[THE EXERCISE]
Single out each line with the word "text" and copy it.

<<<<

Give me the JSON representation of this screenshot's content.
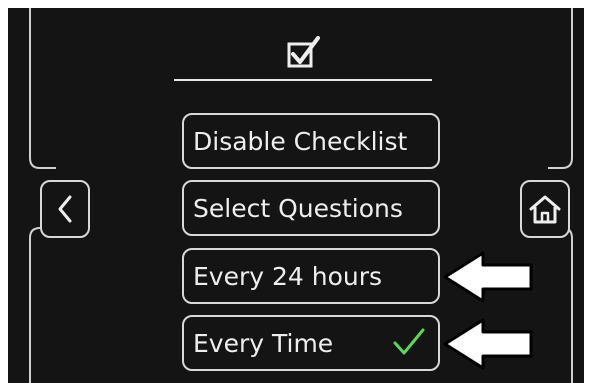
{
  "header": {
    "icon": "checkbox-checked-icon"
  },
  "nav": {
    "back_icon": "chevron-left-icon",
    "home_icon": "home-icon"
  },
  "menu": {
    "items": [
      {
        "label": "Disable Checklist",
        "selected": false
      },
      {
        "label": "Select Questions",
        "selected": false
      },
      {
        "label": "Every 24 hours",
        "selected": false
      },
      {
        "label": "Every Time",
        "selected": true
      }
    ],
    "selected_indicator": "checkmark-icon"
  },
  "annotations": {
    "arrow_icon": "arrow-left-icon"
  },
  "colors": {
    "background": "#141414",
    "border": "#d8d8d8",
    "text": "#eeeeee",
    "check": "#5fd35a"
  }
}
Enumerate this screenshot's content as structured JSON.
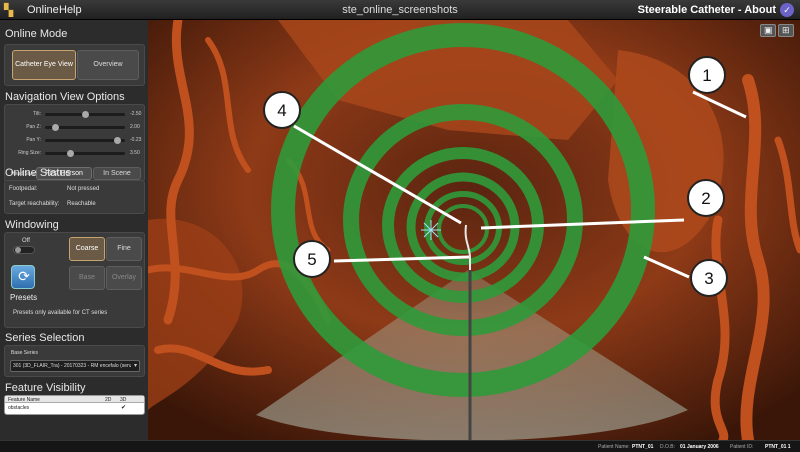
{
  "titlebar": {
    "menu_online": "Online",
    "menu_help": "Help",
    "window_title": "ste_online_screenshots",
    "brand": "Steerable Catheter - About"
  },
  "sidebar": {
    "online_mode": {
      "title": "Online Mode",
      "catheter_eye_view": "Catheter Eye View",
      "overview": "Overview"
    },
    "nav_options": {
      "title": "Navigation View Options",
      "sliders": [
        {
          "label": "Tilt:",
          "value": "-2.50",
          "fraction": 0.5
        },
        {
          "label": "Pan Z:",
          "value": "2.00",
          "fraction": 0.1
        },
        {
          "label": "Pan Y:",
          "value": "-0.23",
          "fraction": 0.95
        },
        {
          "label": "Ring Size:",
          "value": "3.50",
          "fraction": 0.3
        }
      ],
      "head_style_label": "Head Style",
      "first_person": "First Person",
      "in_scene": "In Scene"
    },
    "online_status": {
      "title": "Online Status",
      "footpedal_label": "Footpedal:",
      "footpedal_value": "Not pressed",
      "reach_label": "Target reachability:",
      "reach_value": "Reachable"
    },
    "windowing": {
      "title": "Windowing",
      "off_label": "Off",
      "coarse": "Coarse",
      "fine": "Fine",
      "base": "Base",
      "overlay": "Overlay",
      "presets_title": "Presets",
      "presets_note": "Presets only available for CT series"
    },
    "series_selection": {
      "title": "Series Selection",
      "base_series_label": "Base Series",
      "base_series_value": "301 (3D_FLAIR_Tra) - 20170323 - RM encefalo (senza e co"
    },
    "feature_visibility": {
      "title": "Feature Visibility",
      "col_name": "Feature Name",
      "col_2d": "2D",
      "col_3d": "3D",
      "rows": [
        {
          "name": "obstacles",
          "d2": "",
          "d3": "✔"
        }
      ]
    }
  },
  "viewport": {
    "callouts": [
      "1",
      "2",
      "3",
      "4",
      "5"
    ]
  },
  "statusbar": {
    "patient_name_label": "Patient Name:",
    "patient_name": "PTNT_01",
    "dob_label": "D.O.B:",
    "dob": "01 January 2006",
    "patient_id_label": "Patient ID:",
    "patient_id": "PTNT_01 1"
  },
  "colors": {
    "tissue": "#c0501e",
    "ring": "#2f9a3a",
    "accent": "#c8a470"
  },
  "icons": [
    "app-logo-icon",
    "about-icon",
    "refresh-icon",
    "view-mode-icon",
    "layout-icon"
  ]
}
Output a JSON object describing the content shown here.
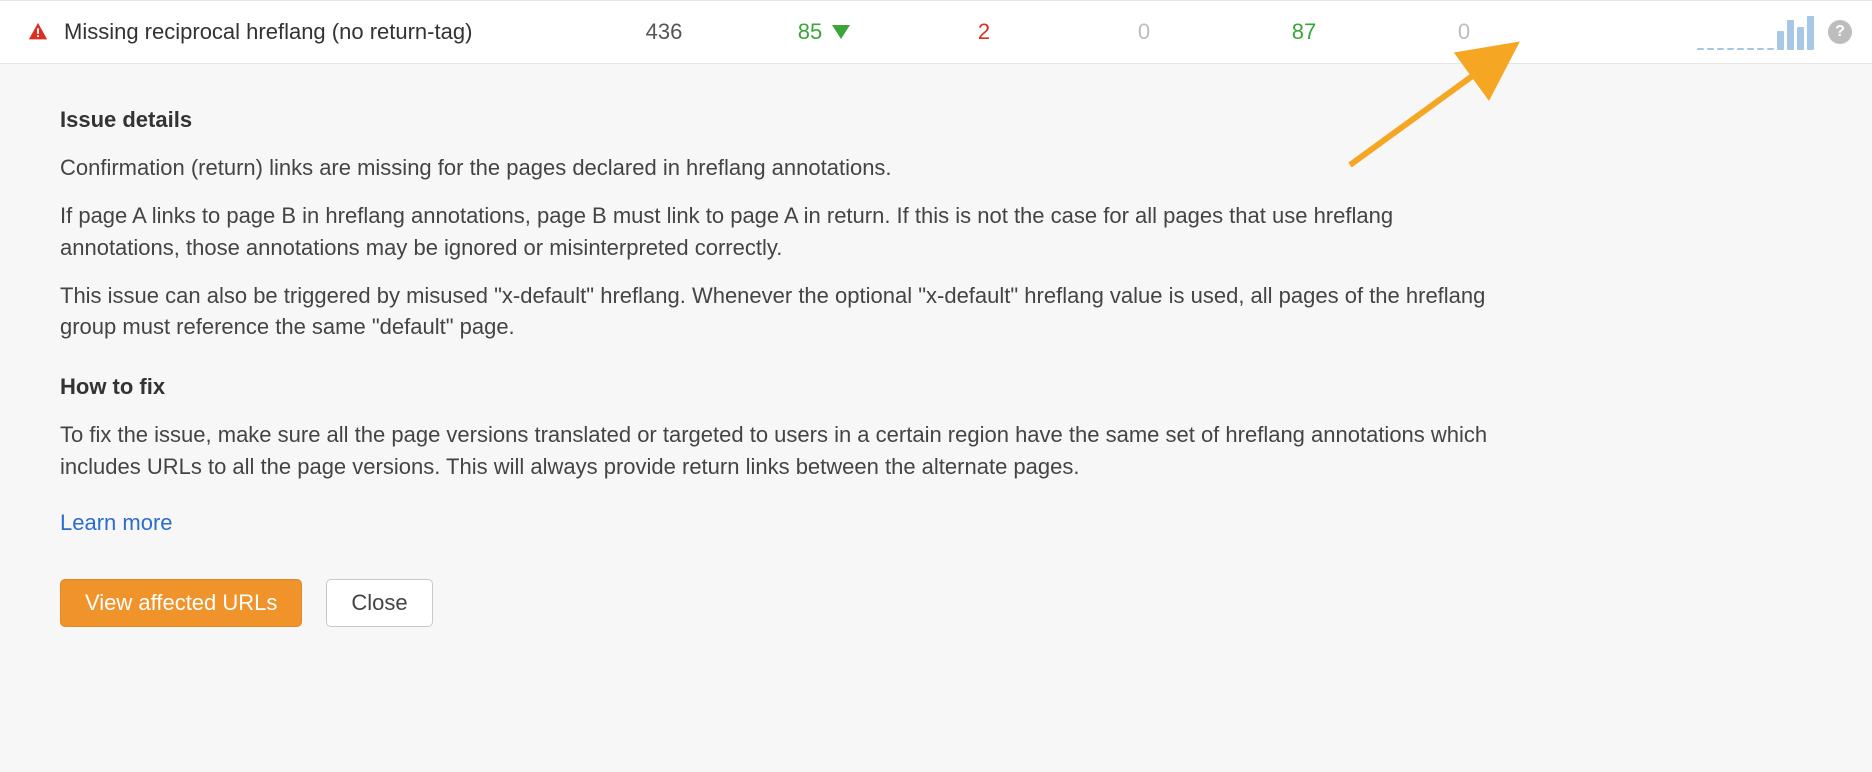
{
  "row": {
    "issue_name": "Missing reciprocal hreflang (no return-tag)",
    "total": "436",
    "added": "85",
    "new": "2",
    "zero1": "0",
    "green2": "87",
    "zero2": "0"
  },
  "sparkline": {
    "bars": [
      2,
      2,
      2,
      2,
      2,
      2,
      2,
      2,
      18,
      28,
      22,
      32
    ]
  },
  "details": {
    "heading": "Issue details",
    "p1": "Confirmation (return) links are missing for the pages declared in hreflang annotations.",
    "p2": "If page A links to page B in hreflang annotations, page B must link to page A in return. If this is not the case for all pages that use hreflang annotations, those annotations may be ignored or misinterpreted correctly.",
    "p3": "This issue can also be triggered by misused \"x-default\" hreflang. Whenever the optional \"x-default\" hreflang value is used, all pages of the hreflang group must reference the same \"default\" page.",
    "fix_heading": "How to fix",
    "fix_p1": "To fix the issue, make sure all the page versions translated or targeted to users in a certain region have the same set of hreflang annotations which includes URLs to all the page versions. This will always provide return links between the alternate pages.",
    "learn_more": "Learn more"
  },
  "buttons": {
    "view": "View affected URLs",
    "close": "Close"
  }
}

>>>>
<<<<

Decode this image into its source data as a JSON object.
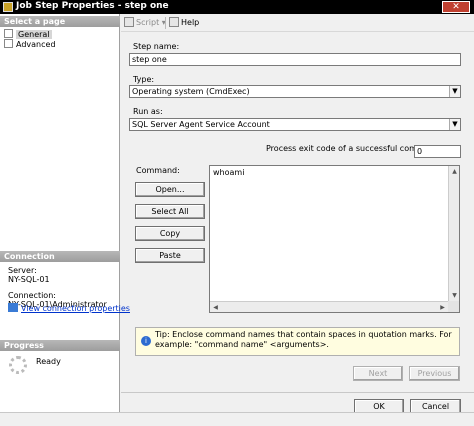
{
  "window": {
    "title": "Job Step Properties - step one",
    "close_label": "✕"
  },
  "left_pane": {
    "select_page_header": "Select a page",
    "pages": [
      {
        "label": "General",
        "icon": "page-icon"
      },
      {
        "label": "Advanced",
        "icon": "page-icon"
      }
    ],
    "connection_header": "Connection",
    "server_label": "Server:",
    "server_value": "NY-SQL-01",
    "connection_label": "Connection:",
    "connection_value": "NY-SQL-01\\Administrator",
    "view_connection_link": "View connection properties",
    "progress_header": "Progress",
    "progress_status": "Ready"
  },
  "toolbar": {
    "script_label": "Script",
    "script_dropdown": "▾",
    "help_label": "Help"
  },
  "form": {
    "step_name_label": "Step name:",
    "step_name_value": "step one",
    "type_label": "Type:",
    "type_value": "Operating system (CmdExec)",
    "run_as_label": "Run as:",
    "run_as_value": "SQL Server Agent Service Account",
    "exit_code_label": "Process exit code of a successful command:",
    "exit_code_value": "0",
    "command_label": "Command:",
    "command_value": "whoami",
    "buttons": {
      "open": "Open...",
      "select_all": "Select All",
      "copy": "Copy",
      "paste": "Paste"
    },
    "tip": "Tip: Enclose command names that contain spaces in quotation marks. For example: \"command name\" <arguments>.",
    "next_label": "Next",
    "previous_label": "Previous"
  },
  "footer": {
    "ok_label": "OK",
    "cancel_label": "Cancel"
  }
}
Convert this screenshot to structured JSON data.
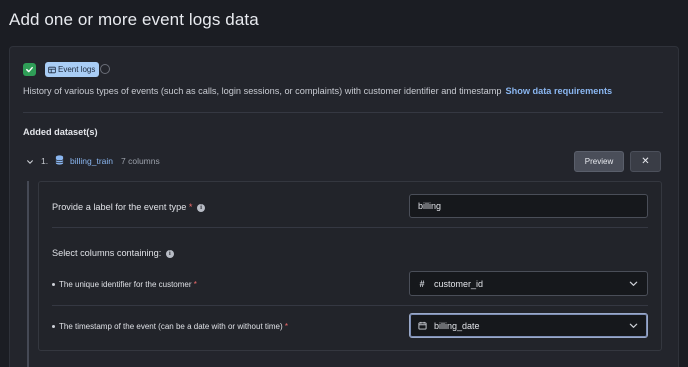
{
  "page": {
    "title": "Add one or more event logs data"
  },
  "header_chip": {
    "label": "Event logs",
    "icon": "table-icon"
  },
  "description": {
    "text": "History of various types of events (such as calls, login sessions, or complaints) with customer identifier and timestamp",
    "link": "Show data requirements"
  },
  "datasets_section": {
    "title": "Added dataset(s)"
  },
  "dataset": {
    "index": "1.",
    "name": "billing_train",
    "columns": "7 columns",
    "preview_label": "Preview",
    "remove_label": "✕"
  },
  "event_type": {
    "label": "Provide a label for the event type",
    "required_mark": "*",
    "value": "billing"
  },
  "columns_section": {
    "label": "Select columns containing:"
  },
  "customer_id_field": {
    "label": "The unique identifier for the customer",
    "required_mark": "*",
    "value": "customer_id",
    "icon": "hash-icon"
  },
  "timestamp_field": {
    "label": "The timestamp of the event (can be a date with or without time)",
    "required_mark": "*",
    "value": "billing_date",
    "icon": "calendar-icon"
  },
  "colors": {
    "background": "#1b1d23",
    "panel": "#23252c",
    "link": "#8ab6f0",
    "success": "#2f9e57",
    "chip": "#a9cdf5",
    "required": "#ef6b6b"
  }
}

>>>>

[OUTPUT OF THE TASK]
    "text": "#eeeeee",
    "text": "History of various types of events (such as calls, login sessions, or complaints) with customer identifier and timestamp",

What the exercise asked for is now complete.